begin EXTRACTED RECORDS

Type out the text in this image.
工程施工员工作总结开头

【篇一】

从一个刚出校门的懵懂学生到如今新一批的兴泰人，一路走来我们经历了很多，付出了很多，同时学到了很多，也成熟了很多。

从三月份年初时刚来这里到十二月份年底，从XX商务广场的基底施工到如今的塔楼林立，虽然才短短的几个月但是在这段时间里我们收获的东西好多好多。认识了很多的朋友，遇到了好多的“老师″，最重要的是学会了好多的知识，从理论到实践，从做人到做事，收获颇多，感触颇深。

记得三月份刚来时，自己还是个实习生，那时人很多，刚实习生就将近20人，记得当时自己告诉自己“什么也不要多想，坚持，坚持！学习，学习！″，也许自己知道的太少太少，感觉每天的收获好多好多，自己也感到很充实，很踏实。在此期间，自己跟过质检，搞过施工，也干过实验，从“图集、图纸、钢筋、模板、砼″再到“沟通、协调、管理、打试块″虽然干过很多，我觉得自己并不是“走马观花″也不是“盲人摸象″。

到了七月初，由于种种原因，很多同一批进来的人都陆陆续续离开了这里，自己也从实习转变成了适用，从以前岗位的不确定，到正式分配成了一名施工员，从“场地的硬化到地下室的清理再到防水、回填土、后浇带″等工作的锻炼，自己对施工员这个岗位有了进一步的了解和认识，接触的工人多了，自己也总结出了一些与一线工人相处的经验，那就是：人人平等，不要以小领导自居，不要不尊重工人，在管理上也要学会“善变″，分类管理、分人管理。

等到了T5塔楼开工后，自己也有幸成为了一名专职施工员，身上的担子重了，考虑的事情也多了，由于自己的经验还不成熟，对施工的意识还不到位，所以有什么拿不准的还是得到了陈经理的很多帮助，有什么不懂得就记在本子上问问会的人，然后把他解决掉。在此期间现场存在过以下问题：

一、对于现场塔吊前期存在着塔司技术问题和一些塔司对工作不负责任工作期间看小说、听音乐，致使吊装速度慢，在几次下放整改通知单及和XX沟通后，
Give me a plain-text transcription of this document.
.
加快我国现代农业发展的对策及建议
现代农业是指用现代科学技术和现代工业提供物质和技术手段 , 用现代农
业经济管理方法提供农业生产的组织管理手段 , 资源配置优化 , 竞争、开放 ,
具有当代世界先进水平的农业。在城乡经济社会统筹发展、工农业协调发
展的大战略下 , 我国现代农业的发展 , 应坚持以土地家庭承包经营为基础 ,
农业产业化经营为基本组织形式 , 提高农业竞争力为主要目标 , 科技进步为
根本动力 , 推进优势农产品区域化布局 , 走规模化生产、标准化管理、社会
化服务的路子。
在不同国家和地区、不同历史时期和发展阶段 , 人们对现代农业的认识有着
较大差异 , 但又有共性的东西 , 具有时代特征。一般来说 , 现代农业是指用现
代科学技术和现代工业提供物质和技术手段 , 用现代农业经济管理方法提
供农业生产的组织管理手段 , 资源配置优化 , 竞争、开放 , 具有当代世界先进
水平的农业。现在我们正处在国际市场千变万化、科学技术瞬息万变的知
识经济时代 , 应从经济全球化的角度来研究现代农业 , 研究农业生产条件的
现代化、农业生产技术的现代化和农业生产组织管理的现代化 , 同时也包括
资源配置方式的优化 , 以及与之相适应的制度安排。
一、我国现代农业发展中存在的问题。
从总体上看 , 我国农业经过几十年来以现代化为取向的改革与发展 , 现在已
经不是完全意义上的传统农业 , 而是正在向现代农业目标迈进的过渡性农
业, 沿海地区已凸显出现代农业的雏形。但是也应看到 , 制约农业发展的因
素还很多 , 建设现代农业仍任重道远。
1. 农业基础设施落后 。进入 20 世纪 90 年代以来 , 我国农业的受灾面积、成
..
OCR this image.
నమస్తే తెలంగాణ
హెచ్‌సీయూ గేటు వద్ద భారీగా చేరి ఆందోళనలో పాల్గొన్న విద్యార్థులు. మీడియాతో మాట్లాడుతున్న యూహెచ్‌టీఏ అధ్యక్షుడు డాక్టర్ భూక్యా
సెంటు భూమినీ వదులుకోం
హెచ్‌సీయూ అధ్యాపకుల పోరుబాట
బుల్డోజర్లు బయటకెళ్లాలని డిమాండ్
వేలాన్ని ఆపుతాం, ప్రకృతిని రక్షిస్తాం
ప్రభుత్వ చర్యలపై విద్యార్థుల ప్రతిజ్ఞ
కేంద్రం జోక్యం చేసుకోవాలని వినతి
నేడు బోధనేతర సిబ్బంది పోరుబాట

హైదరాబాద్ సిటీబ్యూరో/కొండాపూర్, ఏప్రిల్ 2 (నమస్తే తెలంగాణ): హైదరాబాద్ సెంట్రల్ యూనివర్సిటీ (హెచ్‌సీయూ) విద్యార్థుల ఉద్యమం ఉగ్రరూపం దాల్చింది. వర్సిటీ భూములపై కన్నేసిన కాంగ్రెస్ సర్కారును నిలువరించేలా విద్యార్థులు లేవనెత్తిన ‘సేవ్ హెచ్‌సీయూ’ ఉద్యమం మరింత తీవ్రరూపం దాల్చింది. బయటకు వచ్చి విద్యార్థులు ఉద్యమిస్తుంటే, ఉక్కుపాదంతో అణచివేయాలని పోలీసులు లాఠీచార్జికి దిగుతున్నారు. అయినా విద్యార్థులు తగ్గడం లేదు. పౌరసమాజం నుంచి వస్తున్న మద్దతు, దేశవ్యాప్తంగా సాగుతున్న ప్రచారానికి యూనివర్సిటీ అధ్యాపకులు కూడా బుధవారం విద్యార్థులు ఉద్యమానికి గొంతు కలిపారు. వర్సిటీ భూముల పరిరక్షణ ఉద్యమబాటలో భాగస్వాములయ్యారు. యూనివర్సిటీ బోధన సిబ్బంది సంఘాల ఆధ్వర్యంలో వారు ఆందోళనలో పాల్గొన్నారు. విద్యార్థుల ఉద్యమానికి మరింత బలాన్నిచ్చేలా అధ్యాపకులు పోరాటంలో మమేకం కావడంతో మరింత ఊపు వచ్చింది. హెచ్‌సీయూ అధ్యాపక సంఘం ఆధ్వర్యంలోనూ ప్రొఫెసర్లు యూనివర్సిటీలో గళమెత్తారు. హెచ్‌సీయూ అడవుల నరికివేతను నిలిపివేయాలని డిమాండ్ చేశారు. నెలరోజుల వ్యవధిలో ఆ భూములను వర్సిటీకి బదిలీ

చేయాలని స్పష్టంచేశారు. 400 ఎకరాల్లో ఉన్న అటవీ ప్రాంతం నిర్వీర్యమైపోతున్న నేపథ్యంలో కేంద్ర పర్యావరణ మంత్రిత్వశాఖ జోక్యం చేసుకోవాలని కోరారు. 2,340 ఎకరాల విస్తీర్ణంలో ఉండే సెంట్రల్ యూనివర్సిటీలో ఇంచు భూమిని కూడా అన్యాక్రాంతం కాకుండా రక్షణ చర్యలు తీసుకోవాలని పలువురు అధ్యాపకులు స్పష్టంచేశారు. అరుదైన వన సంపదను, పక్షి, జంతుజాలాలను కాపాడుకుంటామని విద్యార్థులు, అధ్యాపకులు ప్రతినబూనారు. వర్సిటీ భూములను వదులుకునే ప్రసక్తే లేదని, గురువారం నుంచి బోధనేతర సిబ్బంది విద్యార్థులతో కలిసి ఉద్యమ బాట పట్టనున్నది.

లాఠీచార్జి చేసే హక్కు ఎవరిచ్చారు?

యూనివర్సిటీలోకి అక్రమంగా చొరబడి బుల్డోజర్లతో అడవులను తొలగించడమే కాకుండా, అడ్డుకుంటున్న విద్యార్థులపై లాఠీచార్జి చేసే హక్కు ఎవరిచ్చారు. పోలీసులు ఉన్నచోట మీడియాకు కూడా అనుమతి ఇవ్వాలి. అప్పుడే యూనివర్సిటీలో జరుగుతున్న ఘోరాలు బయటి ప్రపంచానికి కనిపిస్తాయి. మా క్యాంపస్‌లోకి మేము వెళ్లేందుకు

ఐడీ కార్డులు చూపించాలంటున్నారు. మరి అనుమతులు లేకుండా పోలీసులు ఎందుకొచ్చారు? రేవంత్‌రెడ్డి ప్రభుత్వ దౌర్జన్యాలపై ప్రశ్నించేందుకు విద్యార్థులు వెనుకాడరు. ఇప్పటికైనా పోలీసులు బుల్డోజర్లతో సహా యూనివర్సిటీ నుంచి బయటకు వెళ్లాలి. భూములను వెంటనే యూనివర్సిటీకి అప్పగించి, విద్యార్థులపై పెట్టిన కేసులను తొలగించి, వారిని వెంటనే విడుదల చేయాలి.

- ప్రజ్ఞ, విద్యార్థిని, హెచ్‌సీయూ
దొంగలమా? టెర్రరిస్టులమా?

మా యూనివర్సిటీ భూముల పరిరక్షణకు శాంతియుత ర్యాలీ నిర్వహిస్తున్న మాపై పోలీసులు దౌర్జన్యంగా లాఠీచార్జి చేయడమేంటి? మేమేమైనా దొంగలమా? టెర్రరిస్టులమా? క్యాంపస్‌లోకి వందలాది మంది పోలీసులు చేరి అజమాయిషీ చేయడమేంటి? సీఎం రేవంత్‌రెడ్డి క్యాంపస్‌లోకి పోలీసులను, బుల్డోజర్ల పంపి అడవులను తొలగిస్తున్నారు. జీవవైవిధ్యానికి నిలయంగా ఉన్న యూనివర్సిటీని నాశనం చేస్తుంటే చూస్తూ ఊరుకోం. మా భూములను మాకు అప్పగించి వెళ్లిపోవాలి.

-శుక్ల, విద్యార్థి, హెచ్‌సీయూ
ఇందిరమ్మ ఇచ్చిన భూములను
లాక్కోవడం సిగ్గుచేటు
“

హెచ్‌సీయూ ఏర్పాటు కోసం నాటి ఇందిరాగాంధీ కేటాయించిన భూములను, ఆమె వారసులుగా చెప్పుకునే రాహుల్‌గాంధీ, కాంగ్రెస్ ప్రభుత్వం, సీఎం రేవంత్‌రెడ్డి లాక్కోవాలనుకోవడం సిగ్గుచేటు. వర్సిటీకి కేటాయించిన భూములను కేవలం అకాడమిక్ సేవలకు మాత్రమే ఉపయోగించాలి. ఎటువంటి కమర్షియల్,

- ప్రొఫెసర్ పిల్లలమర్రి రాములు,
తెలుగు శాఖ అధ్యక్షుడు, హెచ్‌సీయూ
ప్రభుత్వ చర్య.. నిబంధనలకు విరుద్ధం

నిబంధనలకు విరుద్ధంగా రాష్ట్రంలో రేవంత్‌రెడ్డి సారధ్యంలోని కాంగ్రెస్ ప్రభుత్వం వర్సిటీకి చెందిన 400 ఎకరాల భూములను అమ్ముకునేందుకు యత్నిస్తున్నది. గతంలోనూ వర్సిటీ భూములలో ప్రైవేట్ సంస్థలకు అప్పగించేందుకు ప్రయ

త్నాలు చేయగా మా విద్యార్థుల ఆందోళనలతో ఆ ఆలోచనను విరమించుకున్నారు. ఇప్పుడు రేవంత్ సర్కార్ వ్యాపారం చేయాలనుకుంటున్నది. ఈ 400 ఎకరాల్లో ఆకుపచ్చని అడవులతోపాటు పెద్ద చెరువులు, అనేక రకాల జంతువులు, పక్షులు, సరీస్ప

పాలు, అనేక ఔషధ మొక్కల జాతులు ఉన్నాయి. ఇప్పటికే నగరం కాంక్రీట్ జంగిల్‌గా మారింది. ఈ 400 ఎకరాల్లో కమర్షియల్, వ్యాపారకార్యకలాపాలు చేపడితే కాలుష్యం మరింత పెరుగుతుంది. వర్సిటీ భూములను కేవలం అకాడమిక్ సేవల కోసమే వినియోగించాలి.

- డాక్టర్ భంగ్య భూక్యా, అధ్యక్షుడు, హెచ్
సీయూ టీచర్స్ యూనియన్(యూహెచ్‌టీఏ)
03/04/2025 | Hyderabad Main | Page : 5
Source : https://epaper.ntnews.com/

end EXTRACTED RECORDS

## TASK PROMPT
Go through the listing above and list every line that has the word "text".

## SOLUTION FOR THIS PROBLEM
Type out the text in this image.
Give me a plain-text transcription of this document.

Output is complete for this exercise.